WHAT IS REQUIRED |
Copy every line in which the string "this" occurs.

[Start of INFORMATION SUPPLIED]

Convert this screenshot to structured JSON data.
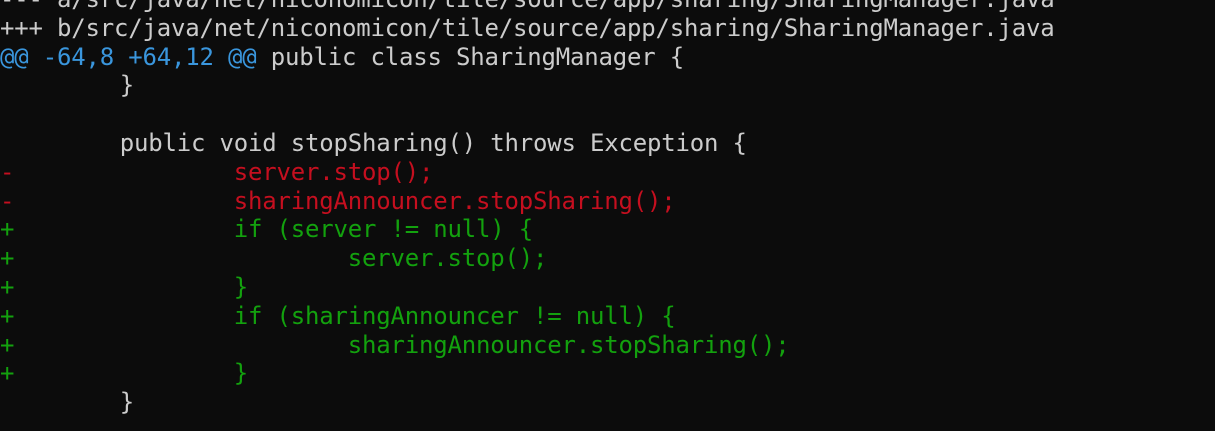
{
  "colors": {
    "background": "#0c0c0c",
    "text": "#cccccc",
    "hunk_header": "#3a96dd",
    "removed": "#c50f1f",
    "added": "#13a10e"
  },
  "diff": {
    "old_file": "--- a/src/java/net/niconomicon/tile/source/app/sharing/SharingManager.java",
    "new_file": "+++ b/src/java/net/niconomicon/tile/source/app/sharing/SharingManager.java",
    "hunk": {
      "range": "@@ -64,8 +64,12 @@",
      "context": " public class SharingManager {"
    },
    "lines": [
      {
        "type": "context",
        "marker": " ",
        "text": "       }"
      },
      {
        "type": "context",
        "marker": " ",
        "text": ""
      },
      {
        "type": "context",
        "marker": " ",
        "text": "       public void stopSharing() throws Exception {"
      },
      {
        "type": "removed",
        "marker": "-",
        "text": "               server.stop();"
      },
      {
        "type": "removed",
        "marker": "-",
        "text": "               sharingAnnouncer.stopSharing();"
      },
      {
        "type": "added",
        "marker": "+",
        "text": "               if (server != null) {"
      },
      {
        "type": "added",
        "marker": "+",
        "text": "                       server.stop();"
      },
      {
        "type": "added",
        "marker": "+",
        "text": "               }"
      },
      {
        "type": "added",
        "marker": "+",
        "text": "               if (sharingAnnouncer != null) {"
      },
      {
        "type": "added",
        "marker": "+",
        "text": "                       sharingAnnouncer.stopSharing();"
      },
      {
        "type": "added",
        "marker": "+",
        "text": "               }"
      },
      {
        "type": "context",
        "marker": " ",
        "text": "       }"
      }
    ]
  }
}
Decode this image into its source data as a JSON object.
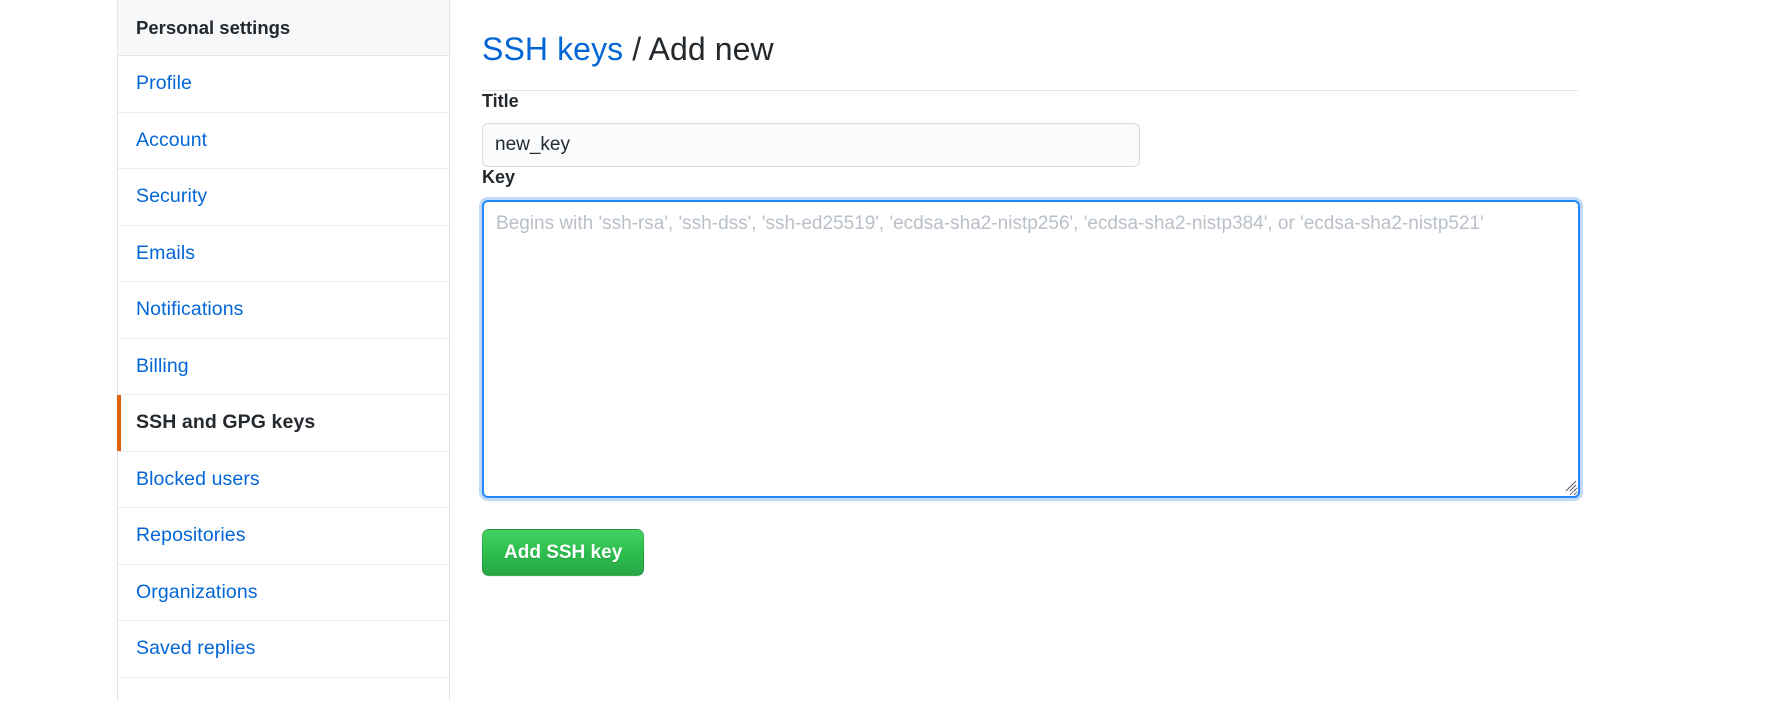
{
  "sidebar": {
    "header": "Personal settings",
    "active_item": "SSH and GPG keys",
    "items": [
      {
        "label": "Profile",
        "active": false
      },
      {
        "label": "Account",
        "active": false
      },
      {
        "label": "Security",
        "active": false
      },
      {
        "label": "Emails",
        "active": false
      },
      {
        "label": "Notifications",
        "active": false
      },
      {
        "label": "Billing",
        "active": false
      },
      {
        "label": "SSH and GPG keys",
        "active": true
      },
      {
        "label": "Blocked users",
        "active": false
      },
      {
        "label": "Repositories",
        "active": false
      },
      {
        "label": "Organizations",
        "active": false
      },
      {
        "label": "Saved replies",
        "active": false
      }
    ],
    "active_marker_color": "#e36209",
    "link_color": "#0366d6"
  },
  "main": {
    "heading": {
      "link_text": "SSH keys",
      "separator": "/",
      "current": "Add new"
    },
    "title_field": {
      "label": "Title",
      "value": "new_key",
      "placeholder": ""
    },
    "key_field": {
      "label": "Key",
      "value": "",
      "placeholder": "Begins with 'ssh-rsa', 'ssh-dss', 'ssh-ed25519', 'ecdsa-sha2-nistp256', 'ecdsa-sha2-nistp384', or 'ecdsa-sha2-nistp521'",
      "focused": true
    },
    "submit_button": {
      "label": "Add SSH key",
      "color": "#2cbe4e"
    }
  }
}
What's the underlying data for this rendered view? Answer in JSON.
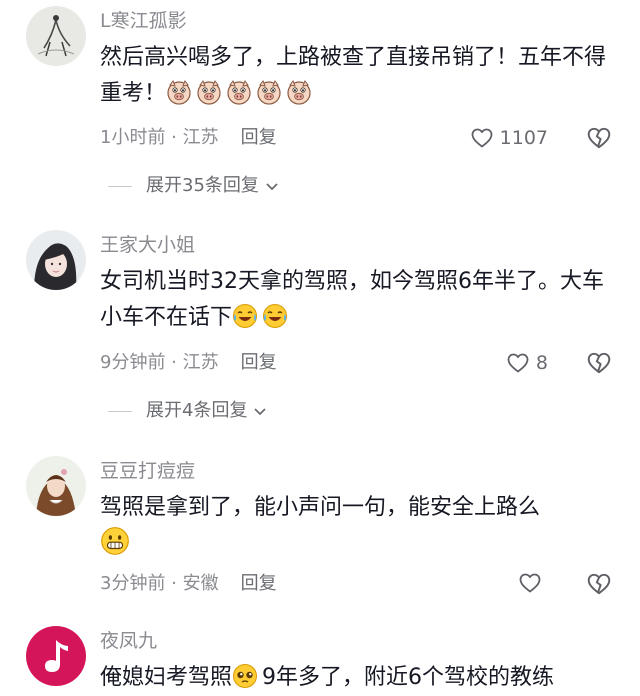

[End of INFORMATION SUPPLIED]

WRITTEN REPLY |
Convert this screenshot to structured JSON data.
Decode this image into its source data as a JSON object.
What's the underlying data for this rendered view? Answer in JSON.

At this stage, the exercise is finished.